### YOUR GOAL
Repeat every record below exactly as it appears.

### DATA
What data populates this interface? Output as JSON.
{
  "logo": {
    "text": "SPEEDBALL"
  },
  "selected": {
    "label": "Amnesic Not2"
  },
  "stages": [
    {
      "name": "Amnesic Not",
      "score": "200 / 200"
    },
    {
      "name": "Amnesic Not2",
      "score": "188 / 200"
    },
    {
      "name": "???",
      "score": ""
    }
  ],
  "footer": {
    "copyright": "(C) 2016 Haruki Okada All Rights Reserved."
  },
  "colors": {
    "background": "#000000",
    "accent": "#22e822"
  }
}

### FINISHED ANSWER
What data populates this interface? Output as JSON.
{
  "logo": {
    "text": "SPEEDBALL"
  },
  "selected": {
    "label": "Amnesic Not2"
  },
  "stages": [
    {
      "name": "Amnesic Not",
      "score": "200 / 200"
    },
    {
      "name": "Amnesic Not2",
      "score": "188 / 200"
    },
    {
      "name": "???",
      "score": ""
    }
  ],
  "footer": {
    "copyright": "(C) 2016 Haruki Okada All Rights Reserved."
  },
  "colors": {
    "background": "#000000",
    "accent": "#22e822"
  }
}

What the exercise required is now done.